> [EXERCISE TASK A] In the Hadoop mailing list thread, what does the reply say would have to be done to get the behavior asked about?
> [EXERCISE TASK B] Translate this sentence from the Hadoop mailing list thread into Spanish: "Unfortunately there is no built-in way of doing this."
> [EXERCISE TASK C] Resume the Hadoop mailing list thread after its last sentence.

## BEGIN TEXT

You are viewing a plain text version of this content. The canonical link for it is here.

Posted to common-user@hadoop.apache.org by Rakhi Khatwani <ra...@gmail.com> on 2009/06/04 08:34:46 UTC

Customizing machines to use for different jobs

Hi,

Can we specify which subset of machines to use for different jobs? E.g. We
set machine A as namenode, and B, C, D as datanodes. Then for job 1, we have
a mapreduce that runs on B & C and for job 2, the map-reduce runs on C & D.

Regards,
Raakhi

Re: Customizing machines to use for different jobs

Posted by Alex Loddengaard <al...@cloudera.com>.

Hi Raakhi,

Unfortunately there is no built-in way of doing this.  You'd have to
instantiate two entirely separate Hadoop clusters to accomplish what you're
trying to do, which isn't an uncommon thing to do.

I'm not sure why you're hoping to have this behavior, but the fair share
scheduler might be helpful to you.  It let's you essentially divvy up your
cluster into queues, where each queue has its own "chunk" of the cluster.

## END TEXT
## BEGIN DATA SHOWN

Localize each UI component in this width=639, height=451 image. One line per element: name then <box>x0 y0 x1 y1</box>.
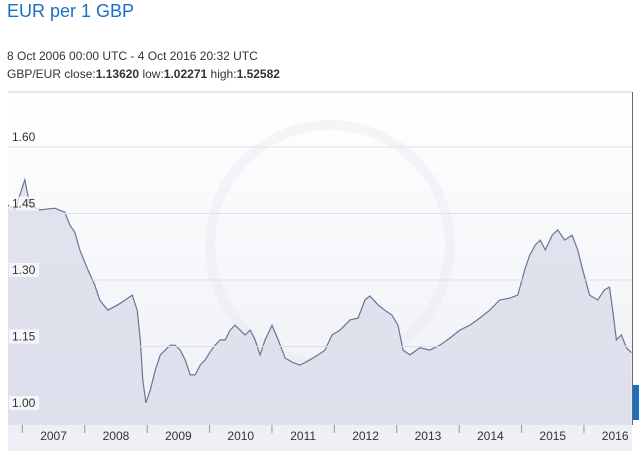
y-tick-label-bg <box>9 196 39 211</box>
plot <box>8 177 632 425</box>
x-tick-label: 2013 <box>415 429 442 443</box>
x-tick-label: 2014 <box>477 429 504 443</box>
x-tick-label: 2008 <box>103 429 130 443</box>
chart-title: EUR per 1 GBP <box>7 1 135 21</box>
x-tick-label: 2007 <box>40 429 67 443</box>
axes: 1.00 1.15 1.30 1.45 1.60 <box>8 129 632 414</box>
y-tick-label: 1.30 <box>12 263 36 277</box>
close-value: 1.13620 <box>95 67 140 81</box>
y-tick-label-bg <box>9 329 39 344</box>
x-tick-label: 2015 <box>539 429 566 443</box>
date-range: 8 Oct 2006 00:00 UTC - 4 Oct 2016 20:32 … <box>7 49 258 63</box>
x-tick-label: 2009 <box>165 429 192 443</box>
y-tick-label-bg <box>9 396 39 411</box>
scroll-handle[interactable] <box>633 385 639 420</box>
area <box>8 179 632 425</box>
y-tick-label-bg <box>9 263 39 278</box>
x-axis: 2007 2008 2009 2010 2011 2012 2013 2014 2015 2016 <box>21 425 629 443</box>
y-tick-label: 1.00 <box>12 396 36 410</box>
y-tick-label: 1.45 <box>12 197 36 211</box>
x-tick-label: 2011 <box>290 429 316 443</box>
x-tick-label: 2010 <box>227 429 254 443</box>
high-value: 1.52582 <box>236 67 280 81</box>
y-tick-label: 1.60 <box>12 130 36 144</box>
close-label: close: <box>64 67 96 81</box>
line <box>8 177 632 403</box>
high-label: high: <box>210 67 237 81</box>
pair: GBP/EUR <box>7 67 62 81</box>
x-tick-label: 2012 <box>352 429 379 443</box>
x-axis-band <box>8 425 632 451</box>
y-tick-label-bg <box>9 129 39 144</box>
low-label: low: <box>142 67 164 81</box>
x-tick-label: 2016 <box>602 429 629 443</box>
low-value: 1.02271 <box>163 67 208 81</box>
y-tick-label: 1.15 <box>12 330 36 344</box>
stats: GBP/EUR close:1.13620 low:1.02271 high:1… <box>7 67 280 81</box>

## END DATA SHOWN
## BEGIN DATA SHOWN

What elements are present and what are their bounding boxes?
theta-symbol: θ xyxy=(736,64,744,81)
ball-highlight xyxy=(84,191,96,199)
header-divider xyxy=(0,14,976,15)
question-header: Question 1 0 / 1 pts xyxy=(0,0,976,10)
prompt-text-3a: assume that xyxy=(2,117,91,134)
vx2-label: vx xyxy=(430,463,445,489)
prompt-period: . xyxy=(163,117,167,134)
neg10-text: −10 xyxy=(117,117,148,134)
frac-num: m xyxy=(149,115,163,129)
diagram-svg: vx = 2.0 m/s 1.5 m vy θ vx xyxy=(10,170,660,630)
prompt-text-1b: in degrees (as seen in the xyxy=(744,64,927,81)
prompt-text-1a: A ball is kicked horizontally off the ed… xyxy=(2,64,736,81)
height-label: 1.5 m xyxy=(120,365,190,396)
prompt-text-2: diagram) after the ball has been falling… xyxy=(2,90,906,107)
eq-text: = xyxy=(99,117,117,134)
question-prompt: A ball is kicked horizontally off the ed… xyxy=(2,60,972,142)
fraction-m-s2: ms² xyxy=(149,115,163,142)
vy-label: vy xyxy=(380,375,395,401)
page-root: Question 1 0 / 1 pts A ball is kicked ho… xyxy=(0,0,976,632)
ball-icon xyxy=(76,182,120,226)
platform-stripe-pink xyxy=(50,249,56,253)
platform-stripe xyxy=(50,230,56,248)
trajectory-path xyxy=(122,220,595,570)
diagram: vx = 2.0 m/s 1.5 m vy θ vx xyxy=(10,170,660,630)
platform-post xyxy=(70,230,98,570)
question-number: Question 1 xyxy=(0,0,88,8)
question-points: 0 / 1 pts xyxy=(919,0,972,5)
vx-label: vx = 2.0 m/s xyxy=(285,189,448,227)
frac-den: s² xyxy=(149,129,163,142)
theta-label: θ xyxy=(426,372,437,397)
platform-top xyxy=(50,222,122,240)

## END DATA SHOWN
## BEGIN DATA SHOWN

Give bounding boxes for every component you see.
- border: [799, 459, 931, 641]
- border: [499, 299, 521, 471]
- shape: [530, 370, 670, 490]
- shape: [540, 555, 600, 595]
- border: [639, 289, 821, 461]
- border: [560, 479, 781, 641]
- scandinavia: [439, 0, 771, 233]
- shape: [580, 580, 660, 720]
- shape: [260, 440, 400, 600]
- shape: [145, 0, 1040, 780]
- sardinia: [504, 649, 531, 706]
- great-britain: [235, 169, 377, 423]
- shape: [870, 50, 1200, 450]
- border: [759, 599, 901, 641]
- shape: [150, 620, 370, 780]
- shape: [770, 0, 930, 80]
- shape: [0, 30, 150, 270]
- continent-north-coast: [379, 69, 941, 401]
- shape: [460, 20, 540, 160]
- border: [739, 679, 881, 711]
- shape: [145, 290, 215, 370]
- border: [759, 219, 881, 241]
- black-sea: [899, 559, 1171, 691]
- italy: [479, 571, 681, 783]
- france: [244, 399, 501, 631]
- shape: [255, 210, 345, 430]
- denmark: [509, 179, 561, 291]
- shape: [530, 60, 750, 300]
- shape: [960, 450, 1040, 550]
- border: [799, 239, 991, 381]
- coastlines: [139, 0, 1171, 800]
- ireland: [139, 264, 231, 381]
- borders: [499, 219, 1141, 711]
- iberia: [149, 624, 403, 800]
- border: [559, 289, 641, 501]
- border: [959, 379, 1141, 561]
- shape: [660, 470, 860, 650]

## END DATA SHOWN

> [EXPECTED ANSWER A] Two entirely separate Hadoop clusters would have to be instantiated.

> [EXPECTED ANSWER B] Lamentablemente, no hay una forma integrada de hacer esto.

> [EXPECTED ANSWER C]
When resources are available outside of the "chunk," then jobs can span into
other queues' space.

Cloudera's Distribution for Hadoop (<http://www.cloudera.com/hadoop>)
includes the fair share scheduler.  I recommend using our distribution,
otherwise here is the fair share JIRA:

<http://issues.apache.org/jira/browse/HADOOP-3746>

Hope this helps,

Alex

On Wed, Jun 3, 2009 at 11:34 PM, Rakhi Khatwani <ra...@gmail.com>wrote:

> Hi,
>
> Can we specify which subset of machines to use for different jobs? E.g. We
> set machine A as namenode, and B, C, D as datanodes. Then for job 1, we
> have
> a mapreduce that runs on B & C and for job 2, the map-reduce runs on C & D.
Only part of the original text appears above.